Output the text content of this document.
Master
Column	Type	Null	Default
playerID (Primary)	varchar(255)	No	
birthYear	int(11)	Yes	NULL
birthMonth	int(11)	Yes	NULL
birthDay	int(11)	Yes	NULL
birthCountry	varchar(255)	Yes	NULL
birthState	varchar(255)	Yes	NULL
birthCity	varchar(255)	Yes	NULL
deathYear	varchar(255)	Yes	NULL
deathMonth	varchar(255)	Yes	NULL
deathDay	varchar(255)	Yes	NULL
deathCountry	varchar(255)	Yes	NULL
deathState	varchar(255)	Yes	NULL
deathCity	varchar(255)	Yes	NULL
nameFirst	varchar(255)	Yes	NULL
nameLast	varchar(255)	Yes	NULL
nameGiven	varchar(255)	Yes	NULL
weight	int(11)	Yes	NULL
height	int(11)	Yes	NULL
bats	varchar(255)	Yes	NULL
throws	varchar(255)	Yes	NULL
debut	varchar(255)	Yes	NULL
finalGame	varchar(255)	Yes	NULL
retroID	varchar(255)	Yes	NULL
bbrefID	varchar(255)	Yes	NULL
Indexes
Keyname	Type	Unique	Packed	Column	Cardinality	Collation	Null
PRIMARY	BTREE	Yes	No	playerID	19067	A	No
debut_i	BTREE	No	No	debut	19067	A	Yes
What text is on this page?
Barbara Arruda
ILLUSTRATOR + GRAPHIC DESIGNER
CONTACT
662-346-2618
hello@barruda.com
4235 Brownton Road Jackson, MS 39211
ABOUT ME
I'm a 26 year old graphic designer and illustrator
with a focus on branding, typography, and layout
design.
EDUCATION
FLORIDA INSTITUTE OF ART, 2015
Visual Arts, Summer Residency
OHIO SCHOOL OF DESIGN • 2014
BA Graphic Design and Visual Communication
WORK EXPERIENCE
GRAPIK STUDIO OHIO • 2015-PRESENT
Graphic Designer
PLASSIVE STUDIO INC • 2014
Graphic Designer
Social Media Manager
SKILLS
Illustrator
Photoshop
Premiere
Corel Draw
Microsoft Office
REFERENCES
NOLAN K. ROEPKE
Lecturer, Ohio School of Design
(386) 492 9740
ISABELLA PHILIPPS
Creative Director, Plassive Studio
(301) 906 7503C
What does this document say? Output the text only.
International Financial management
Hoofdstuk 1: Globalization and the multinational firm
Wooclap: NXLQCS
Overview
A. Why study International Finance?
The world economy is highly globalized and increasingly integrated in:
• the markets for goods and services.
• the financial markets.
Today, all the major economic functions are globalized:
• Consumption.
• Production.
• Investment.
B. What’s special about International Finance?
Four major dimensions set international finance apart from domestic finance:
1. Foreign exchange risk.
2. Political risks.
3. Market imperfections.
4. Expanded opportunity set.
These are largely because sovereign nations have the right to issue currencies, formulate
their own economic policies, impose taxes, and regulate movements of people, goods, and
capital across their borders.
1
====
Using the data above, print every record exactly as shown.

Output the text content of this document.
Master
Column	Type	Null	Default
playerID (Primary)	varchar(255)	No	
birthYear	int(11)	Yes	NULL
birthMonth	int(11)	Yes	NULL
birthDay	int(11)	Yes	NULL
birthCountry	varchar(255)	Yes	NULL
birthState	varchar(255)	Yes	NULL
birthCity	varchar(255)	Yes	NULL
deathYear	varchar(255)	Yes	NULL
deathMonth	varchar(255)	Yes	NULL
deathDay	varchar(255)	Yes	NULL
deathCountry	varchar(255)	Yes	NULL
deathState	varchar(255)	Yes	NULL
deathCity	varchar(255)	Yes	NULL
nameFirst	varchar(255)	Yes	NULL
nameLast	varchar(255)	Yes	NULL
nameGiven	varchar(255)	Yes	NULL
weight	int(11)	Yes	NULL
height	int(11)	Yes	NULL
bats	varchar(255)	Yes	NULL
throws	varchar(255)	Yes	NULL
debut	varchar(255)	Yes	NULL
finalGame	varchar(255)	Yes	NULL
retroID	varchar(255)	Yes	NULL
bbrefID	varchar(255)	Yes	NULL
Indexes
Keyname	Type	Unique	Packed	Column	Cardinality	Collation	Null
PRIMARY	BTREE	Yes	No	playerID	19067	A	No
debut_i	BTREE	No	No	debut	19067	A	Yes
What text is on this page?
Barbara Arruda
ILLUSTRATOR + GRAPHIC DESIGNER
CONTACT
662-346-2618
hello@barruda.com
4235 Brownton Road Jackson, MS 39211
ABOUT ME
I'm a 26 year old graphic designer and illustrator
with a focus on branding, typography, and layout
design.
EDUCATION
FLORIDA INSTITUTE OF ART, 2015
Visual Arts, Summer Residency
OHIO SCHOOL OF DESIGN • 2014
BA Graphic Design and Visual Communication
WORK EXPERIENCE
GRAPIK STUDIO OHIO • 2015-PRESENT
Graphic Designer
PLASSIVE STUDIO INC • 2014
Graphic Designer
Social Media Manager
SKILLS
Illustrator
Photoshop
Premiere
Corel Draw
Microsoft Office
REFERENCES
NOLAN K. ROEPKE
Lecturer, Ohio School of Design
(386) 492 9740
ISABELLA PHILIPPS
Creative Director, Plassive Studio
(301) 906 7503C
What does this document say? Output the text only.
International Financial management
Hoofdstuk 1: Globalization and the multinational firm
Wooclap: NXLQCS
Overview
A. Why study International Finance?
The world economy is highly globalized and increasingly integrated in:
• the markets for goods and services.
• the financial markets.
Today, all the major economic functions are globalized:
• Consumption.
• Production.
• Investment.
B. What’s special about International Finance?
Four major dimensions set international finance apart from domestic finance:
1. Foreign exchange risk.
2. Political risks.
3. Market imperfections.
4. Expanded opportunity set.
These are largely because sovereign nations have the right to issue currencies, formulate
their own economic policies, impose taxes, and regulate movements of people, goods, and
capital across their borders.
1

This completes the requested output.